(Records excerpted from a collection)
----------

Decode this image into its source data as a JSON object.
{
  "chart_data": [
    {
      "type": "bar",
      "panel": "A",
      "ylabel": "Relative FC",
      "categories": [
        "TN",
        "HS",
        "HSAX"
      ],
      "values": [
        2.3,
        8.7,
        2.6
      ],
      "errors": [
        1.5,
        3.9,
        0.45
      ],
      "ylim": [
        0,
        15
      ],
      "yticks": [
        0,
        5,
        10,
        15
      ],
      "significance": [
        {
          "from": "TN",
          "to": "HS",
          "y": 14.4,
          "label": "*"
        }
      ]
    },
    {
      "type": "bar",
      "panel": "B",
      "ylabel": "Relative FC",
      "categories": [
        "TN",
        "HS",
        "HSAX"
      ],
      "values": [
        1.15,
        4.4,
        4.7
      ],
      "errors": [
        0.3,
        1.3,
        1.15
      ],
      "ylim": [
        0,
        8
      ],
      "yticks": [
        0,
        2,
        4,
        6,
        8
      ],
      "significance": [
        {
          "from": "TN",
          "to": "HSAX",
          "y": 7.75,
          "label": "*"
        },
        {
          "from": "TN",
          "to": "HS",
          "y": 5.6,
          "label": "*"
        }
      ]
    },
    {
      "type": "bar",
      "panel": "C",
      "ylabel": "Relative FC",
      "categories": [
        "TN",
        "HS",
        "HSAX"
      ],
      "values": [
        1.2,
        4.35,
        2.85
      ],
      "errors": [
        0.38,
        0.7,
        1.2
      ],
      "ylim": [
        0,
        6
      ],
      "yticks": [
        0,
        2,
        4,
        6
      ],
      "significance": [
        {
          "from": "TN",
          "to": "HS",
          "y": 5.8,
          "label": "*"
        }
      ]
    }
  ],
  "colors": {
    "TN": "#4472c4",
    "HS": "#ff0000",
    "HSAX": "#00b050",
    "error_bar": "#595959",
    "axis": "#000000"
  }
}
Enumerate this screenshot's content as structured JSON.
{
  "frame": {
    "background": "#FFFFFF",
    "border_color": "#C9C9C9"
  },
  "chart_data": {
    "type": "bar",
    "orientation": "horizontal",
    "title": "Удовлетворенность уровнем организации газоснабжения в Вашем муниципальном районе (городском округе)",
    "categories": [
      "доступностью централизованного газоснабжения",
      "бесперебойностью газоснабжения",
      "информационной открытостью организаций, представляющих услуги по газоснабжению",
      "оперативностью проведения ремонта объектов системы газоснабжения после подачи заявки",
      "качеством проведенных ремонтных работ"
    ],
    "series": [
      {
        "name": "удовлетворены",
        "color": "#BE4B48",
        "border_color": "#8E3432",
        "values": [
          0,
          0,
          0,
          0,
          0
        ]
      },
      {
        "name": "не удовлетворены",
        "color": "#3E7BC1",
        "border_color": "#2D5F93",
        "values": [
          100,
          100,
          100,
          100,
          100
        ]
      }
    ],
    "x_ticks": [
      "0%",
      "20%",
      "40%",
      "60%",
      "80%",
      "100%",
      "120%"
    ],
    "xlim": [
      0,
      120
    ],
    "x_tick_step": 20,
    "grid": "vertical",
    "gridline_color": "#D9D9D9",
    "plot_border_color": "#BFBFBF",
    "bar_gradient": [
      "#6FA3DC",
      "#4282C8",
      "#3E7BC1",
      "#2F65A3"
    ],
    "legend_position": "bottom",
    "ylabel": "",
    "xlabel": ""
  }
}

----------

Reproduce each record exactly as it appears.

§ **RESULT**:
Decode this image into its source data as a JSON object.
{
  "chart_data": [
    {
      "type": "bar",
      "panel": "A",
      "ylabel": "Relative FC",
      "categories": [
        "TN",
        "HS",
        "HSAX"
      ],
      "values": [
        2.3,
        8.7,
        2.6
      ],
      "errors": [
        1.5,
        3.9,
        0.45
      ],
      "ylim": [
        0,
        15
      ],
      "yticks": [
        0,
        5,
        10,
        15
      ],
      "significance": [
        {
          "from": "TN",
          "to": "HS",
          "y": 14.4,
          "label": "*"
        }
      ]
    },
    {
      "type": "bar",
      "panel": "B",
      "ylabel": "Relative FC",
      "categories": [
        "TN",
        "HS",
        "HSAX"
      ],
      "values": [
        1.15,
        4.4,
        4.7
      ],
      "errors": [
        0.3,
        1.3,
        1.15
      ],
      "ylim": [
        0,
        8
      ],
      "yticks": [
        0,
        2,
        4,
        6,
        8
      ],
      "significance": [
        {
          "from": "TN",
          "to": "HSAX",
          "y": 7.75,
          "label": "*"
        },
        {
          "from": "TN",
          "to": "HS",
          "y": 5.6,
          "label": "*"
        }
      ]
    },
    {
      "type": "bar",
      "panel": "C",
      "ylabel": "Relative FC",
      "categories": [
        "TN",
        "HS",
        "HSAX"
      ],
      "values": [
        1.2,
        4.35,
        2.85
      ],
      "errors": [
        0.38,
        0.7,
        1.2
      ],
      "ylim": [
        0,
        6
      ],
      "yticks": [
        0,
        2,
        4,
        6
      ],
      "significance": [
        {
          "from": "TN",
          "to": "HS",
          "y": 5.8,
          "label": "*"
        }
      ]
    }
  ],
  "colors": {
    "TN": "#4472c4",
    "HS": "#ff0000",
    "HSAX": "#00b050",
    "error_bar": "#595959",
    "axis": "#000000"
  }
}
Enumerate this screenshot's content as structured JSON.
{
  "frame": {
    "background": "#FFFFFF",
    "border_color": "#C9C9C9"
  },
  "chart_data": {
    "type": "bar",
    "orientation": "horizontal",
    "title": "Удовлетворенность уровнем организации газоснабжения в Вашем муниципальном районе (городском округе)",
    "categories": [
      "доступностью централизованного газоснабжения",
      "бесперебойностью газоснабжения",
      "информационной открытостью организаций, представляющих услуги по газоснабжению",
      "оперативностью проведения ремонта объектов системы газоснабжения после подачи заявки",
      "качеством проведенных ремонтных работ"
    ],
    "series": [
      {
        "name": "удовлетворены",
        "color": "#BE4B48",
        "border_color": "#8E3432",
        "values": [
          0,
          0,
          0,
          0,
          0
        ]
      },
      {
        "name": "не удовлетворены",
        "color": "#3E7BC1",
        "border_color": "#2D5F93",
        "values": [
          100,
          100,
          100,
          100,
          100
        ]
      }
    ],
    "x_ticks": [
      "0%",
      "20%",
      "40%",
      "60%",
      "80%",
      "100%",
      "120%"
    ],
    "xlim": [
      0,
      120
    ],
    "x_tick_step": 20,
    "grid": "vertical",
    "gridline_color": "#D9D9D9",
    "plot_border_color": "#BFBFBF",
    "bar_gradient": [
      "#6FA3DC",
      "#4282C8",
      "#3E7BC1",
      "#2F65A3"
    ],
    "legend_position": "bottom",
    "ylabel": "",
    "xlabel": ""
  }
}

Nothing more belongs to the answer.